Records supplied:
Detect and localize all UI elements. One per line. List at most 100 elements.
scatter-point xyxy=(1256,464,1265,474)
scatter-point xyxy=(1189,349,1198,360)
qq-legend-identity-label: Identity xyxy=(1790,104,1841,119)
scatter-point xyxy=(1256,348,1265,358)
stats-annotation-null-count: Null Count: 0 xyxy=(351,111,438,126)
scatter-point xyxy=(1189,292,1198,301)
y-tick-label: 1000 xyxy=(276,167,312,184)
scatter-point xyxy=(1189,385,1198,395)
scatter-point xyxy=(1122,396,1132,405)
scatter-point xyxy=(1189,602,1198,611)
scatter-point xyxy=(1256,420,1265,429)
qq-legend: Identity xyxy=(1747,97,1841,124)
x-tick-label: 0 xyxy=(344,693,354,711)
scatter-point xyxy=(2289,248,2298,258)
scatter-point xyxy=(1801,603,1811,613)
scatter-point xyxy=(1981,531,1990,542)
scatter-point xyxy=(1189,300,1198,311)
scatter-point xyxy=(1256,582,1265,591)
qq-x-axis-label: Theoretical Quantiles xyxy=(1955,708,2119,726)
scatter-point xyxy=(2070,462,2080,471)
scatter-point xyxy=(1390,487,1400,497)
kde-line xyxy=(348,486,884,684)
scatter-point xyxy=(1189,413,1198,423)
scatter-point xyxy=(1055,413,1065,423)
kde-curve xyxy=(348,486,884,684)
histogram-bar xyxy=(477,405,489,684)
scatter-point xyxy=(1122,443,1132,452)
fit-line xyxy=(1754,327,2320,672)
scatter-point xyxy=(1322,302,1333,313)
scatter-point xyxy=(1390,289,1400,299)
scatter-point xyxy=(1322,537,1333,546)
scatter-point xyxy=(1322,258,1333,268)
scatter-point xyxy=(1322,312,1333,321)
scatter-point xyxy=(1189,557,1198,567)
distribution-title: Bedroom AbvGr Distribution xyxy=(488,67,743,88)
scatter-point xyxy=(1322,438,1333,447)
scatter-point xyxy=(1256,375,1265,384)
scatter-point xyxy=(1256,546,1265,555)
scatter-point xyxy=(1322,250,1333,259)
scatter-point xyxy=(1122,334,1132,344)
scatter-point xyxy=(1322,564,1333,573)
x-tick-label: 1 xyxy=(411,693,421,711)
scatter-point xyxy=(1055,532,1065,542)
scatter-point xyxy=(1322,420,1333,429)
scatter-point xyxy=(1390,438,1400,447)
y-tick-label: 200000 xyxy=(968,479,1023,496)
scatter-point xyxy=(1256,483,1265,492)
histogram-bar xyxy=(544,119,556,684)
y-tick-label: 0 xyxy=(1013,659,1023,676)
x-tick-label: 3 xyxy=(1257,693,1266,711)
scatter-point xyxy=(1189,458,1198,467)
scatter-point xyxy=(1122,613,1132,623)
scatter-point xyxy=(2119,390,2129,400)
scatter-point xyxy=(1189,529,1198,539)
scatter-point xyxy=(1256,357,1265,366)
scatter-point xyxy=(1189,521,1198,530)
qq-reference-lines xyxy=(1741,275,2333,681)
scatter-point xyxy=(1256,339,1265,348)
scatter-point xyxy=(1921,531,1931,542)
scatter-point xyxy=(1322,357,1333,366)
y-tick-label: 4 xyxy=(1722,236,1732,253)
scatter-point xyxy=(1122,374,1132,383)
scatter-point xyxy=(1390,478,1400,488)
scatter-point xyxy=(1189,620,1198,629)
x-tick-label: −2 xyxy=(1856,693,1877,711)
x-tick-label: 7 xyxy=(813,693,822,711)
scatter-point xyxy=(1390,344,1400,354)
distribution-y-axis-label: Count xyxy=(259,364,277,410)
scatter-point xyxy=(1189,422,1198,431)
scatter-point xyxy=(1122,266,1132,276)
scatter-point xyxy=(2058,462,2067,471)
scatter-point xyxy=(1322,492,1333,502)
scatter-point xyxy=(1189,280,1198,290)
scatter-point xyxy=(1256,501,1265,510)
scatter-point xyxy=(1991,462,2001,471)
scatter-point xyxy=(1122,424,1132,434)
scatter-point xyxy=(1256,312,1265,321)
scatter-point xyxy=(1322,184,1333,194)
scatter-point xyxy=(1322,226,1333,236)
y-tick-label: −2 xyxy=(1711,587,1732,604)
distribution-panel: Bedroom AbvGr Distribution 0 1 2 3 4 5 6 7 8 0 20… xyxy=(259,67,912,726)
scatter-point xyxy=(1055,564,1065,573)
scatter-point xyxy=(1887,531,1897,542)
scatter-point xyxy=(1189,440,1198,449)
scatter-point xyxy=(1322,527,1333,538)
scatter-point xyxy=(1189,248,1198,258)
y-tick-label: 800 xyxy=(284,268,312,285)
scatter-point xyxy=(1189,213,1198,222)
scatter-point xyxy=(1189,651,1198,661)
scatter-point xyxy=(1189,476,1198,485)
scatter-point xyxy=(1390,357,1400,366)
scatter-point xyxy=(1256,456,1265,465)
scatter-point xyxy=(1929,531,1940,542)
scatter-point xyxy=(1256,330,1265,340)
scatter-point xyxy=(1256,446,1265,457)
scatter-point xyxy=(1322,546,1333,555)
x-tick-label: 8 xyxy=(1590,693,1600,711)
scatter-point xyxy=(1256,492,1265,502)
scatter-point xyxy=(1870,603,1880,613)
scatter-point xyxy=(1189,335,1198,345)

Problem: Write out all the lines above again, replacing "Theoretical Quantiles" with "Normal Quantiles" and leaving everything else unchanged.

Task answer:
Detect and localize all UI elements. One per line. List at most 100 elements.
scatter-point xyxy=(1256,464,1265,474)
scatter-point xyxy=(1189,349,1198,360)
qq-legend-identity-label: Identity xyxy=(1790,104,1841,119)
scatter-point xyxy=(1256,348,1265,358)
stats-annotation-null-count: Null Count: 0 xyxy=(351,111,438,126)
scatter-point xyxy=(1189,292,1198,301)
y-tick-label: 1000 xyxy=(276,167,312,184)
scatter-point xyxy=(1189,385,1198,395)
scatter-point xyxy=(1122,396,1132,405)
scatter-point xyxy=(1189,602,1198,611)
scatter-point xyxy=(1256,420,1265,429)
qq-legend: Identity xyxy=(1747,97,1841,124)
x-tick-label: 0 xyxy=(344,693,354,711)
scatter-point xyxy=(2289,248,2298,258)
scatter-point xyxy=(1801,603,1811,613)
scatter-point xyxy=(1981,531,1990,542)
scatter-point xyxy=(1189,300,1198,311)
scatter-point xyxy=(1256,582,1265,591)
qq-x-axis-label: Normal Quantiles xyxy=(1955,708,2119,726)
scatter-point xyxy=(2070,462,2080,471)
scatter-point xyxy=(1390,487,1400,497)
kde-line xyxy=(348,486,884,684)
scatter-point xyxy=(1189,413,1198,423)
scatter-point xyxy=(1055,413,1065,423)
kde-curve xyxy=(348,486,884,684)
histogram-bar xyxy=(477,405,489,684)
scatter-point xyxy=(1122,443,1132,452)
fit-line xyxy=(1754,327,2320,672)
scatter-point xyxy=(1322,302,1333,313)
scatter-point xyxy=(1390,289,1400,299)
scatter-point xyxy=(1322,537,1333,546)
scatter-point xyxy=(1322,258,1333,268)
scatter-point xyxy=(1322,312,1333,321)
scatter-point xyxy=(1189,557,1198,567)
distribution-title: Bedroom AbvGr Distribution xyxy=(488,67,743,88)
scatter-point xyxy=(1322,438,1333,447)
scatter-point xyxy=(1256,375,1265,384)
scatter-point xyxy=(1256,546,1265,555)
scatter-point xyxy=(1322,250,1333,259)
scatter-point xyxy=(1122,334,1132,344)
scatter-point xyxy=(1322,564,1333,573)
x-tick-label: 1 xyxy=(411,693,421,711)
scatter-point xyxy=(1055,532,1065,542)
scatter-point xyxy=(1322,420,1333,429)
scatter-point xyxy=(1390,438,1400,447)
y-tick-label: 200000 xyxy=(968,479,1023,496)
scatter-point xyxy=(1256,483,1265,492)
histogram-bar xyxy=(544,119,556,684)
y-tick-label: 0 xyxy=(1013,659,1023,676)
x-tick-label: 3 xyxy=(1257,693,1266,711)
scatter-point xyxy=(1189,458,1198,467)
scatter-point xyxy=(1122,613,1132,623)
scatter-point xyxy=(2119,390,2129,400)
scatter-point xyxy=(1189,529,1198,539)
scatter-point xyxy=(1256,357,1265,366)
scatter-point xyxy=(1189,521,1198,530)
qq-reference-lines xyxy=(1741,275,2333,681)
scatter-point xyxy=(1256,339,1265,348)
scatter-point xyxy=(1921,531,1931,542)
scatter-point xyxy=(1322,357,1333,366)
y-tick-label: 4 xyxy=(1722,236,1732,253)
scatter-point xyxy=(1122,374,1132,383)
scatter-point xyxy=(1390,478,1400,488)
scatter-point xyxy=(1189,620,1198,629)
x-tick-label: −2 xyxy=(1856,693,1877,711)
x-tick-label: 7 xyxy=(813,693,822,711)
scatter-point xyxy=(1390,344,1400,354)
distribution-y-axis-label: Count xyxy=(259,364,277,410)
scatter-point xyxy=(1189,422,1198,431)
scatter-point xyxy=(1122,266,1132,276)
scatter-point xyxy=(2058,462,2067,471)
scatter-point xyxy=(1322,492,1333,502)
scatter-point xyxy=(1189,280,1198,290)
scatter-point xyxy=(1256,501,1265,510)
scatter-point xyxy=(1991,462,2001,471)
scatter-point xyxy=(1122,424,1132,434)
scatter-point xyxy=(1256,312,1265,321)
scatter-point xyxy=(1322,184,1333,194)
scatter-point xyxy=(1322,226,1333,236)
y-tick-label: −2 xyxy=(1711,587,1732,604)
distribution-panel: Bedroom AbvGr Distribution 0 1 2 3 4 5 6 7 8 0 20… xyxy=(259,67,912,726)
scatter-point xyxy=(1055,564,1065,573)
scatter-point xyxy=(1887,531,1897,542)
scatter-point xyxy=(1189,440,1198,449)
scatter-point xyxy=(1322,527,1333,538)
scatter-point xyxy=(1189,248,1198,258)
y-tick-label: 800 xyxy=(284,268,312,285)
scatter-point xyxy=(1189,213,1198,222)
scatter-point xyxy=(1189,651,1198,661)
scatter-point xyxy=(1189,476,1198,485)
scatter-point xyxy=(1390,357,1400,366)
scatter-point xyxy=(1256,456,1265,465)
scatter-point xyxy=(1929,531,1940,542)
scatter-point xyxy=(1256,330,1265,340)
scatter-point xyxy=(1256,446,1265,457)
scatter-point xyxy=(1322,546,1333,555)
x-tick-label: 8 xyxy=(1590,693,1600,711)
scatter-point xyxy=(1256,492,1265,502)
scatter-point xyxy=(1870,603,1880,613)
scatter-point xyxy=(1189,335,1198,345)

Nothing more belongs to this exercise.